**GOAL**
Determine which lines contain the word "unit", then copy those lines.

=====

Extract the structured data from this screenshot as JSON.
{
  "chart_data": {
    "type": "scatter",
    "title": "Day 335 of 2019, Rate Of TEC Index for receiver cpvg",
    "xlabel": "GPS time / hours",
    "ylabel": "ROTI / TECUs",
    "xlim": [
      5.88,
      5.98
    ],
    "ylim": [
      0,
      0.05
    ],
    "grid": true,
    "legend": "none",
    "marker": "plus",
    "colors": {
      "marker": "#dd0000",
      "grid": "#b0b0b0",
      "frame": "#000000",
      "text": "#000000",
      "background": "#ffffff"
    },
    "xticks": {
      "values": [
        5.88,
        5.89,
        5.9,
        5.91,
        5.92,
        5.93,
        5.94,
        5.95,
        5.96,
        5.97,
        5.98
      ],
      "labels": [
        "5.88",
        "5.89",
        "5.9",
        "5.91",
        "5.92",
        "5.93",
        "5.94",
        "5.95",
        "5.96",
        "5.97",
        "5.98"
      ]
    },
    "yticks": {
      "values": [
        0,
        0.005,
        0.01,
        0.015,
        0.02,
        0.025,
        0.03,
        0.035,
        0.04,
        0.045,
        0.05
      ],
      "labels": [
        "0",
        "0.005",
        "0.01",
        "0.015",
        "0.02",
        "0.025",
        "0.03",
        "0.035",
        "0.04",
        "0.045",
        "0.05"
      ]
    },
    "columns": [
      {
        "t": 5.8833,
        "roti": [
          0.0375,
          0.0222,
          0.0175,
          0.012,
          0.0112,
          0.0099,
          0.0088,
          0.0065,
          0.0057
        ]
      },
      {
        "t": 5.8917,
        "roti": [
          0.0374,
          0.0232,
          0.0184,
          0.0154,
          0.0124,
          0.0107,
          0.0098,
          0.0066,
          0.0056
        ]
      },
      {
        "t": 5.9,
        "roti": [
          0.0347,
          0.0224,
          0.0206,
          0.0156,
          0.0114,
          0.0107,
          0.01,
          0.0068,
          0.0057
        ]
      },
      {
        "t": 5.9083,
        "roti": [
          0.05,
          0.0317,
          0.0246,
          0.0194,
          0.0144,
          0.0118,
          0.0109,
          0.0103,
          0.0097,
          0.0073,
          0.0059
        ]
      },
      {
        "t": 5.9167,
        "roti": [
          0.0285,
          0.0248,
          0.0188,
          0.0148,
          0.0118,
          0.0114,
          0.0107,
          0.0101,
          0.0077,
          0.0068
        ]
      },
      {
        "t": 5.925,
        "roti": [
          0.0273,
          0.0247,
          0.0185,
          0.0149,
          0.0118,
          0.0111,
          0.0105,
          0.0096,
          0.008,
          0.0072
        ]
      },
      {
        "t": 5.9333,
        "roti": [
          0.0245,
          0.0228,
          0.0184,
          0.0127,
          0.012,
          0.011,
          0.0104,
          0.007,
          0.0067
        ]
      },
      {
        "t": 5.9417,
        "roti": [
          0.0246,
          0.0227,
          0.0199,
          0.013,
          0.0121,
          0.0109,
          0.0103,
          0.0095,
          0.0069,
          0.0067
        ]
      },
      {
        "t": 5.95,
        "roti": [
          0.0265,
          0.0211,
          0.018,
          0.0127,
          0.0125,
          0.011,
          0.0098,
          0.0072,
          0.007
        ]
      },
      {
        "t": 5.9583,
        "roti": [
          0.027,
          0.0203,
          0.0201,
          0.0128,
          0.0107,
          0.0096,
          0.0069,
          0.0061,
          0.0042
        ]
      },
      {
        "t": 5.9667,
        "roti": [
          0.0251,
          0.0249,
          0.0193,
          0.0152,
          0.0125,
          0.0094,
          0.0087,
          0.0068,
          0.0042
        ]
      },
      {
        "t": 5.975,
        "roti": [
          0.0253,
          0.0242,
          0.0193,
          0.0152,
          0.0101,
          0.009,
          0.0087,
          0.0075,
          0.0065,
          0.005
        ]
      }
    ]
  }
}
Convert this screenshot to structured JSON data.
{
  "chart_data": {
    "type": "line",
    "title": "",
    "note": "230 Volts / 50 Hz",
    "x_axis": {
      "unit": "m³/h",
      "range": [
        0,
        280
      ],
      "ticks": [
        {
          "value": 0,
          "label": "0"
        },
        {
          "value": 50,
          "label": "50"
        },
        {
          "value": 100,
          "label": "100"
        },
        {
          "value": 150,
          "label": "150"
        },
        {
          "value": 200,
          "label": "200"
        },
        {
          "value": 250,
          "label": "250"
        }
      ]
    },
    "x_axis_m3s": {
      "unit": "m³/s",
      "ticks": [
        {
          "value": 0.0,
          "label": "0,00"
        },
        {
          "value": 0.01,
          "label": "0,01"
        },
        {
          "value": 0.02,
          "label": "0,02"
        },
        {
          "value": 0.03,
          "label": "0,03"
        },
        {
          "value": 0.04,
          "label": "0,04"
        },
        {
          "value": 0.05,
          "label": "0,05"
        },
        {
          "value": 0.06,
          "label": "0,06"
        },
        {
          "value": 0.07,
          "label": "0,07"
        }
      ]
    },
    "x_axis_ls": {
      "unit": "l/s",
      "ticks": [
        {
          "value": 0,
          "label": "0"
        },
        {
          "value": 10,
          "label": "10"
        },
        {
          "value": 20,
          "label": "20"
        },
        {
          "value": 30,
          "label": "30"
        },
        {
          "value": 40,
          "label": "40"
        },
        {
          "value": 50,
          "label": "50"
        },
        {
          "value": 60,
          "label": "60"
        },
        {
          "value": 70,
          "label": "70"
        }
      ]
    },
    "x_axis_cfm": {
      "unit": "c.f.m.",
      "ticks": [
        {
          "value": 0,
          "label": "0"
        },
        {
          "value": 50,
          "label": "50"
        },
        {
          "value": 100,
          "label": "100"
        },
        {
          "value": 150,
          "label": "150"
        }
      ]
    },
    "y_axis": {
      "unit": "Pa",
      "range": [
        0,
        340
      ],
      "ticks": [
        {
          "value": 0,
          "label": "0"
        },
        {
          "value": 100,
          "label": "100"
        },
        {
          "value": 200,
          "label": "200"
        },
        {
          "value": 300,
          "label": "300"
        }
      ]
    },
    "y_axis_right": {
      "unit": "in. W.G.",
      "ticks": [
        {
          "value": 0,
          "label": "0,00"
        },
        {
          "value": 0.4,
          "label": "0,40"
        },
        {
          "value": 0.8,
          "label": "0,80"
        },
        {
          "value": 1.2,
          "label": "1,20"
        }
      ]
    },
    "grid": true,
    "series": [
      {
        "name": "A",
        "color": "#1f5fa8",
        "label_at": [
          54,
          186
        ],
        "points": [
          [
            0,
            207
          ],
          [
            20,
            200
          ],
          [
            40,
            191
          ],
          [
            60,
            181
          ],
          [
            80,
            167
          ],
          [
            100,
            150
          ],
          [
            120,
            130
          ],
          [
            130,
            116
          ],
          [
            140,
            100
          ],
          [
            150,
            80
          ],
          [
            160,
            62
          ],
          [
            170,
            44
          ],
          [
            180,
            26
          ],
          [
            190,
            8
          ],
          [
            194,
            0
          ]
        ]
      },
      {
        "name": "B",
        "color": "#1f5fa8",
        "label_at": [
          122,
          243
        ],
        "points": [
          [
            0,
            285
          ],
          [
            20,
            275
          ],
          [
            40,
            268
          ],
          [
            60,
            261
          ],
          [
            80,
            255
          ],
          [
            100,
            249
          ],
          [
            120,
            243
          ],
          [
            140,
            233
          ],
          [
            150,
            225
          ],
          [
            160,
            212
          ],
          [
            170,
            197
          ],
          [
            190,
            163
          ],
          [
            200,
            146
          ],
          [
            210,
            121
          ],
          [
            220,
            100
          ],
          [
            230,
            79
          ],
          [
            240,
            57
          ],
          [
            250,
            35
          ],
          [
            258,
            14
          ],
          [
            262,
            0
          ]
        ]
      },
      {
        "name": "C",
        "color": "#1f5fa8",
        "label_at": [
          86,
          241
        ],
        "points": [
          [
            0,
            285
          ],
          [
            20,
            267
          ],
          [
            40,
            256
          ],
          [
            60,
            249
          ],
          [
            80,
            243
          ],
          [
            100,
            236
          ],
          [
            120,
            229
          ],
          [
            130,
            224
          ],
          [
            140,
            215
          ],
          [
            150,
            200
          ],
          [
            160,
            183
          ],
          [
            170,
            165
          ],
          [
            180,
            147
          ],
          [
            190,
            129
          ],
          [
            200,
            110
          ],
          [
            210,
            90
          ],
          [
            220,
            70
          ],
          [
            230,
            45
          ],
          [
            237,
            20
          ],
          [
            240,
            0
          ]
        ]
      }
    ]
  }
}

=====

**CORRECT OUTPUT**
      "unit": "m³/h",
      "unit": "m³/s",
      "unit": "l/s",
      "unit": "c.f.m.",
      "unit": "Pa",
      "unit": "in. W.G.",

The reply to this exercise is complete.